▶ _The problem_:
Repeat, exactly and in full, the lines of the listing below, but without any pictures.

▶ _Supplied data_:
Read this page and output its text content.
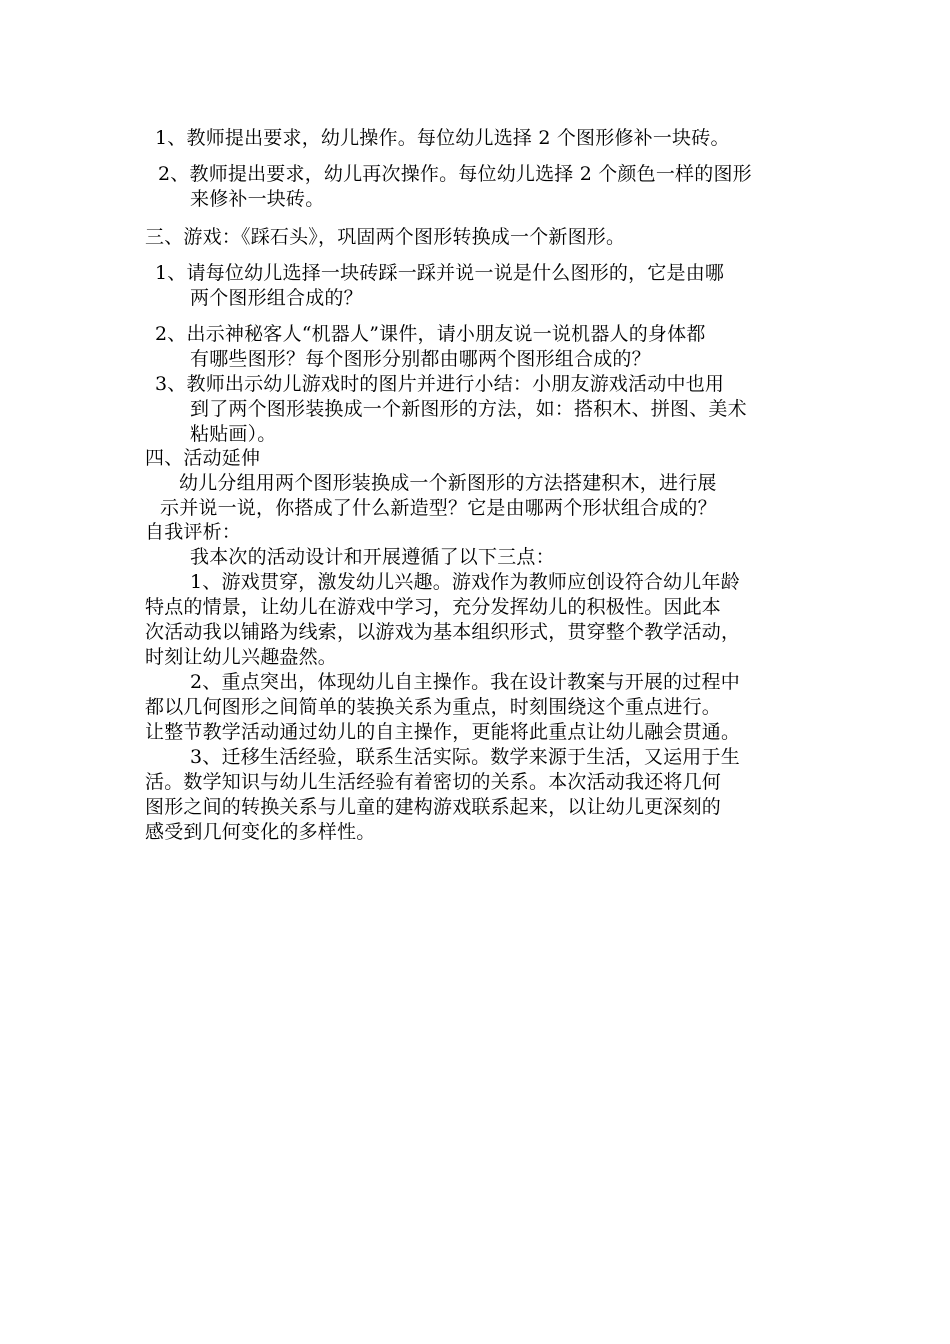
1、教师提出要求，幼儿操作。每位幼儿选择 2 个图形修补一块砖。
2、教师提出要求，幼儿再次操作。每位幼儿选择 2 个颜色一样的图形
来修补一块砖。
三、游戏：《踩石头》，巩固两个图形转换成一个新图形。
1、请每位幼儿选择一块砖踩一踩并说一说是什么图形的，它是由哪
两个图形组合成的？
2、出示神秘客人“机器人”课件，请小朋友说一说机器人的身体都
有哪些图形？每个图形分别都由哪两个图形组合成的？
3、教师出示幼儿游戏时的图片并进行小结：小朋友游戏活动中也用
到了两个图形装换成一个新图形的方法，如：搭积木、拼图、美术
粘贴画）。
四、活动延伸
幼儿分组用两个图形装换成一个新图形的方法搭建积木，进行展
示并说一说，你搭成了什么新造型？它是由哪两个形状组合成的？
自我评析：
我本次的活动设计和开展遵循了以下三点：
1、游戏贯穿，激发幼儿兴趣。游戏作为教师应创设符合幼儿年龄
特点的情景，让幼儿在游戏中学习，充分发挥幼儿的积极性。因此本
次活动我以铺路为线索，以游戏为基本组织形式，贯穿整个教学活动，
时刻让幼儿兴趣盎然。
2、重点突出，体现幼儿自主操作。我在设计教案与开展的过程中
都以几何图形之间简单的装换关系为重点，时刻围绕这个重点进行。
让整节教学活动通过幼儿的自主操作，更能将此重点让幼儿融会贯通。
3、迁移生活经验，联系生活实际。数学来源于生活，又运用于生
活。数学知识与幼儿生活经验有着密切的关系。本次活动我还将几何
图形之间的转换关系与儿童的建构游戏联系起来，以让幼儿更深刻的
感受到几何变化的多样性。
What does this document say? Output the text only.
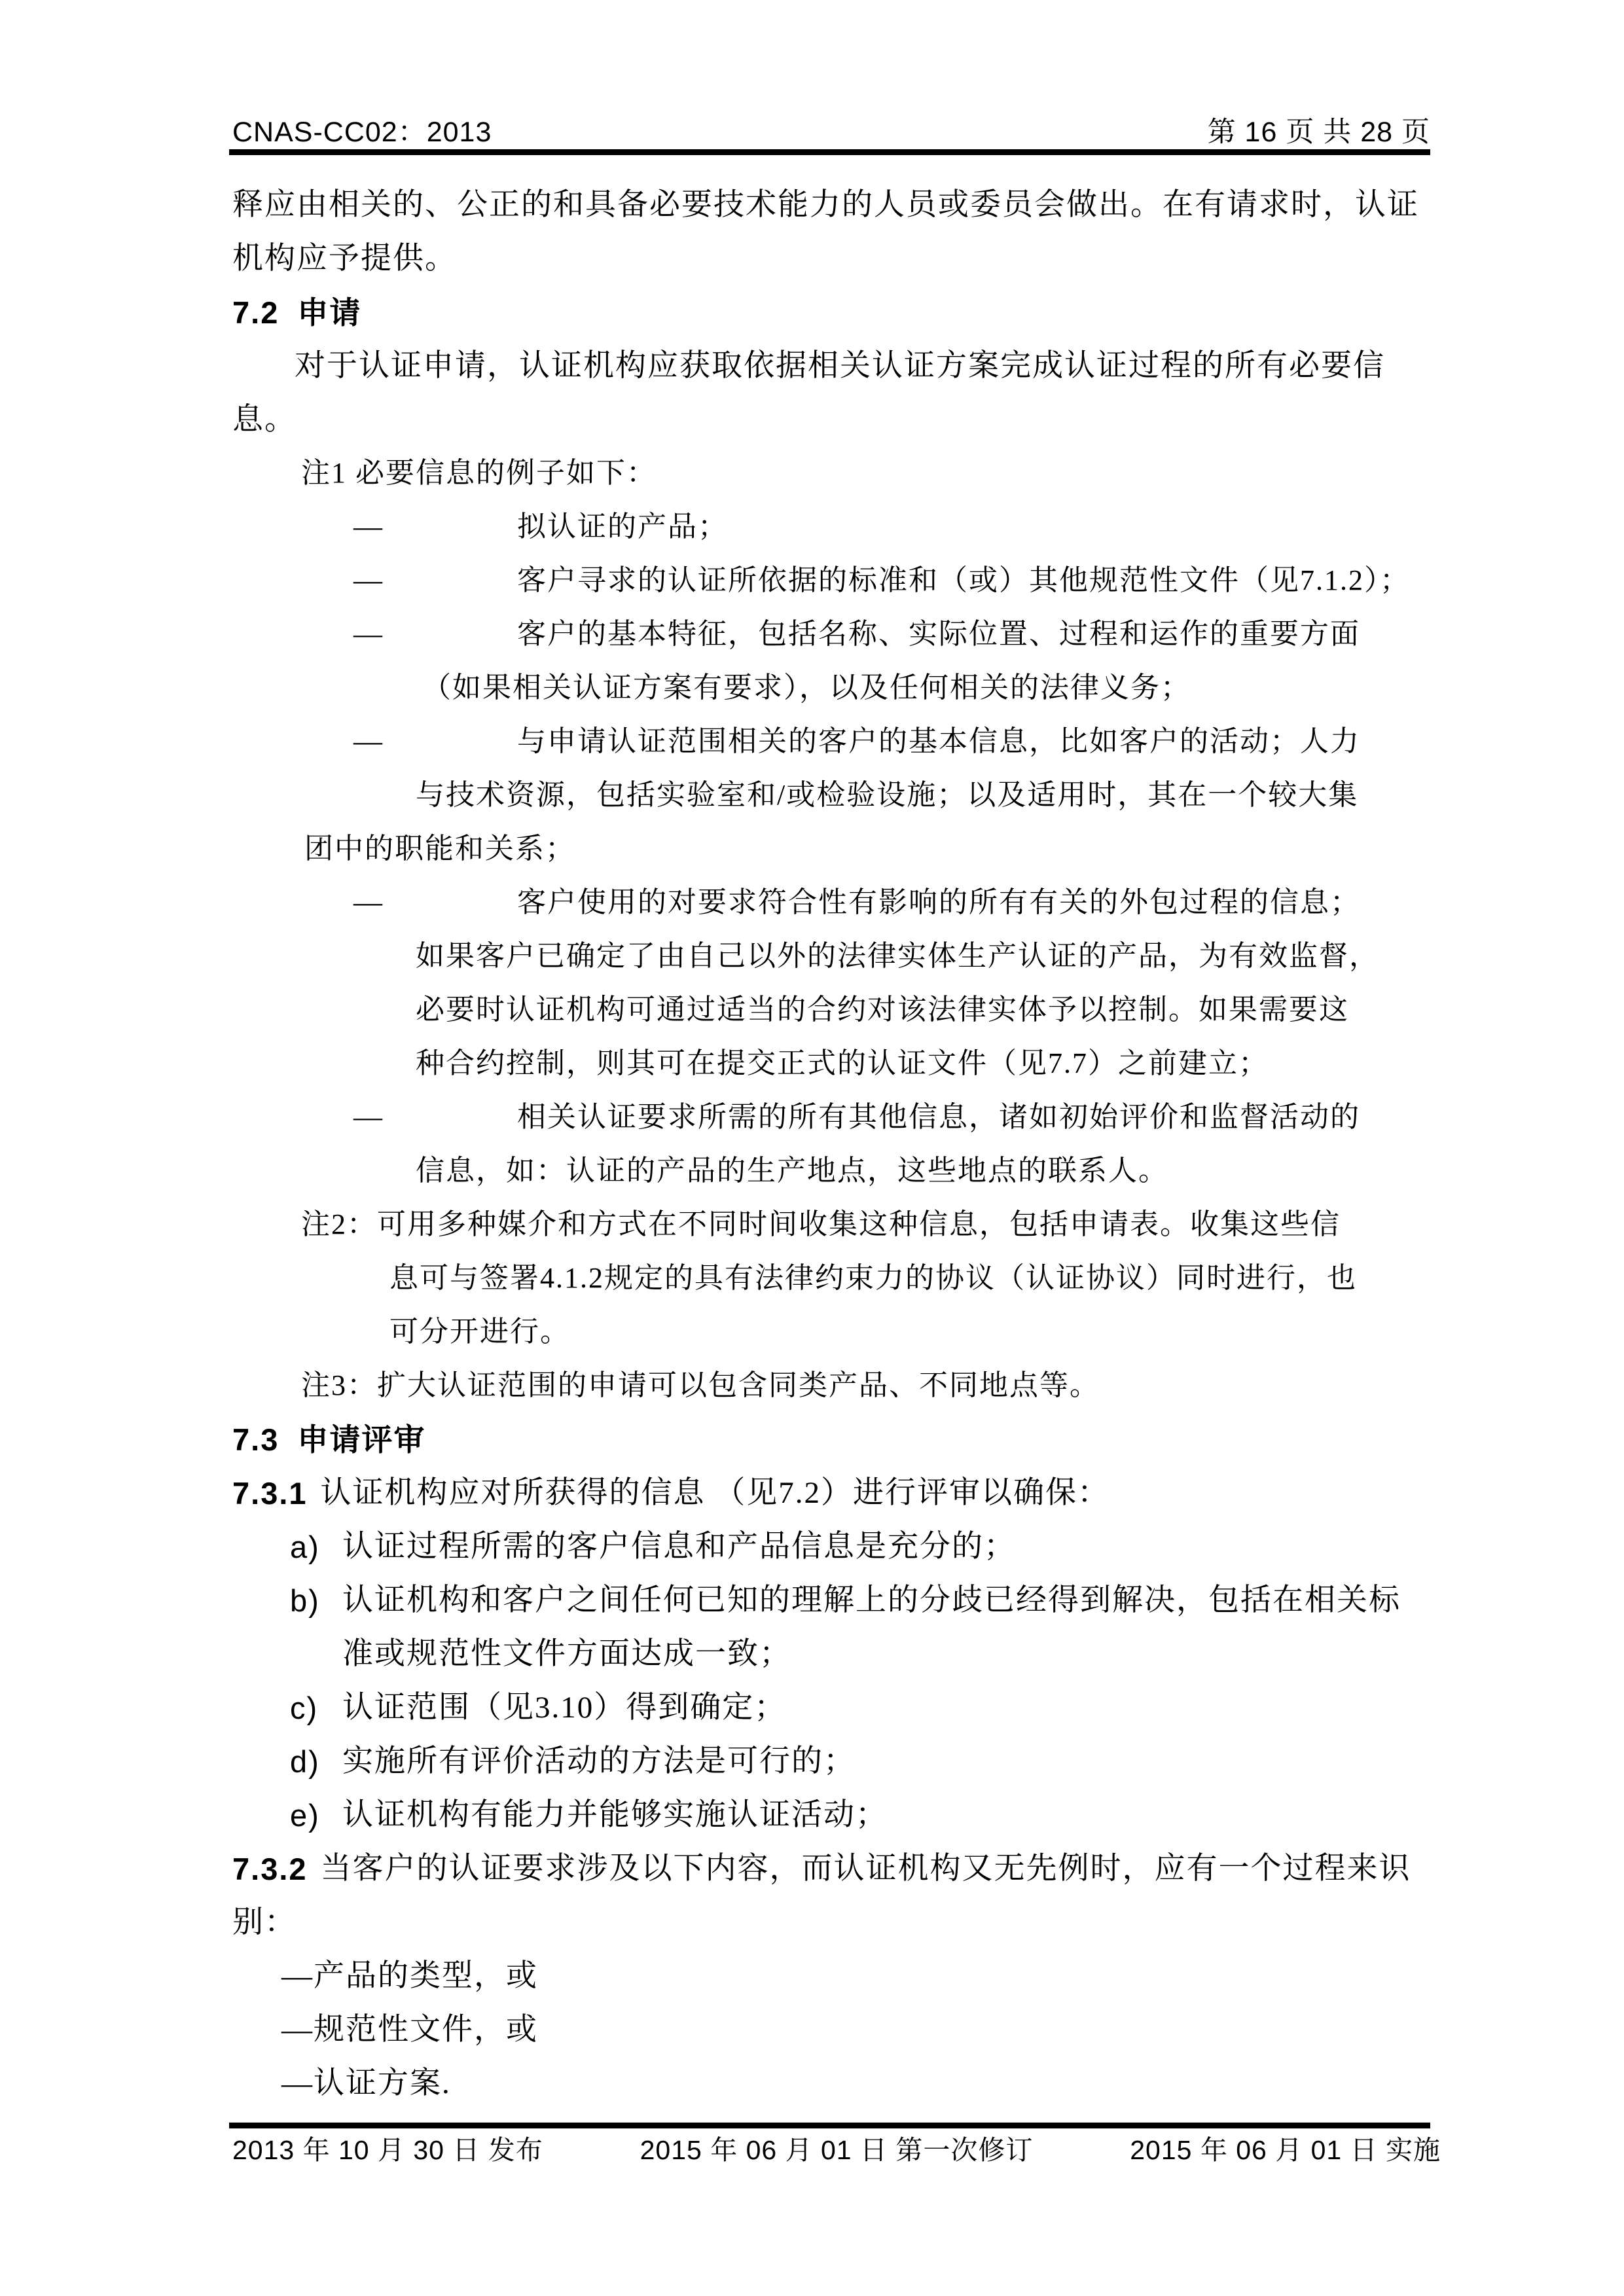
CNAS-CC02：2013	第 16 页 共 28 页
释应由相关的、公正的和具备必要技术能力的人员或委员会做出。在有请求时，认证
机构应予提供。
7.2 申请
对于认证申请，认证机构应获取依据相关认证方案完成认证过程的所有必要信
息。
注1 必要信息的例子如下：
—	拟认证的产品；
—	客户寻求的认证所依据的标准和（或）其他规范性文件（见7.1.2）；
—	客户的基本特征，包括名称、实际位置、过程和运作的重要方面
（如果相关认证方案有要求），以及任何相关的法律义务；
—	与申请认证范围相关的客户的基本信息，比如客户的活动；人力
与技术资源，包括实验室和/或检验设施；以及适用时，其在一个较大集
团中的职能和关系；
—	客户使用的对要求符合性有影响的所有有关的外包过程的信息；
如果客户已确定了由自己以外的法律实体生产认证的产品，为有效监督，
必要时认证机构可通过适当的合约对该法律实体予以控制。如果需要这
种合约控制，则其可在提交正式的认证文件（见7.7）之前建立；
—	相关认证要求所需的所有其他信息，诸如初始评价和监督活动的
信息，如：认证的产品的生产地点，这些地点的联系人。
注2：可用多种媒介和方式在不同时间收集这种信息，包括申请表。收集这些信
息可与签署4.1.2规定的具有法律约束力的协议（认证协议）同时进行，也
可分开进行。
注3：扩大认证范围的申请可以包含同类产品、不同地点等。
7.3 申请评审
7.3.1 认证机构应对所获得的信息 （见7.2）进行评审以确保：
a) 认证过程所需的客户信息和产品信息是充分的；
b) 认证机构和客户之间任何已知的理解上的分歧已经得到解决，包括在相关标
准或规范性文件方面达成一致；
c) 认证范围（见3.10）得到确定；
d) 实施所有评价活动的方法是可行的；
e) 认证机构有能力并能够实施认证活动；
7.3.2 当客户的认证要求涉及以下内容，而认证机构又无先例时，应有一个过程来识
别：
—产品的类型，或
—规范性文件，或
—认证方案.
2013 年 10 月 30 日 发布	2015 年 06 月 01 日 第一次修订	2015 年 06 月 01 日 实施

▶ _The answer_:
Read this page and output its text content.
1、教师提出要求，幼儿操作。每位幼儿选择 2 个图形修补一块砖。
2、教师提出要求，幼儿再次操作。每位幼儿选择 2 个颜色一样的图形
来修补一块砖。
三、游戏：《踩石头》，巩固两个图形转换成一个新图形。
1、请每位幼儿选择一块砖踩一踩并说一说是什么图形的，它是由哪
两个图形组合成的？
2、出示神秘客人“机器人”课件，请小朋友说一说机器人的身体都
有哪些图形？每个图形分别都由哪两个图形组合成的？
3、教师出示幼儿游戏时的图片并进行小结：小朋友游戏活动中也用
到了两个图形装换成一个新图形的方法，如：搭积木、拼图、美术
粘贴画）。
四、活动延伸
幼儿分组用两个图形装换成一个新图形的方法搭建积木，进行展
示并说一说，你搭成了什么新造型？它是由哪两个形状组合成的？
自我评析：
我本次的活动设计和开展遵循了以下三点：
1、游戏贯穿，激发幼儿兴趣。游戏作为教师应创设符合幼儿年龄
特点的情景，让幼儿在游戏中学习，充分发挥幼儿的积极性。因此本
次活动我以铺路为线索，以游戏为基本组织形式，贯穿整个教学活动，
时刻让幼儿兴趣盎然。
2、重点突出，体现幼儿自主操作。我在设计教案与开展的过程中
都以几何图形之间简单的装换关系为重点，时刻围绕这个重点进行。
让整节教学活动通过幼儿的自主操作，更能将此重点让幼儿融会贯通。
3、迁移生活经验，联系生活实际。数学来源于生活，又运用于生
活。数学知识与幼儿生活经验有着密切的关系。本次活动我还将几何
图形之间的转换关系与儿童的建构游戏联系起来，以让幼儿更深刻的
感受到几何变化的多样性。
What does this document say? Output the text only.
CNAS-CC02：2013	第 16 页 共 28 页
释应由相关的、公正的和具备必要技术能力的人员或委员会做出。在有请求时，认证
机构应予提供。
7.2 申请
对于认证申请，认证机构应获取依据相关认证方案完成认证过程的所有必要信
息。
注1 必要信息的例子如下：
—	拟认证的产品；
—	客户寻求的认证所依据的标准和（或）其他规范性文件（见7.1.2）；
—	客户的基本特征，包括名称、实际位置、过程和运作的重要方面
（如果相关认证方案有要求），以及任何相关的法律义务；
—	与申请认证范围相关的客户的基本信息，比如客户的活动；人力
与技术资源，包括实验室和/或检验设施；以及适用时，其在一个较大集
团中的职能和关系；
—	客户使用的对要求符合性有影响的所有有关的外包过程的信息；
如果客户已确定了由自己以外的法律实体生产认证的产品，为有效监督，
必要时认证机构可通过适当的合约对该法律实体予以控制。如果需要这
种合约控制，则其可在提交正式的认证文件（见7.7）之前建立；
—	相关认证要求所需的所有其他信息，诸如初始评价和监督活动的
信息，如：认证的产品的生产地点，这些地点的联系人。
注2：可用多种媒介和方式在不同时间收集这种信息，包括申请表。收集这些信
息可与签署4.1.2规定的具有法律约束力的协议（认证协议）同时进行，也
可分开进行。
注3：扩大认证范围的申请可以包含同类产品、不同地点等。
7.3 申请评审
7.3.1 认证机构应对所获得的信息 （见7.2）进行评审以确保：
a) 认证过程所需的客户信息和产品信息是充分的；
b) 认证机构和客户之间任何已知的理解上的分歧已经得到解决，包括在相关标
准或规范性文件方面达成一致；
c) 认证范围（见3.10）得到确定；
d) 实施所有评价活动的方法是可行的；
e) 认证机构有能力并能够实施认证活动；
7.3.2 当客户的认证要求涉及以下内容，而认证机构又无先例时，应有一个过程来识
别：
—产品的类型，或
—规范性文件，或
—认证方案.
2013 年 10 月 30 日 发布	2015 年 06 月 01 日 第一次修订	2015 年 06 月 01 日 实施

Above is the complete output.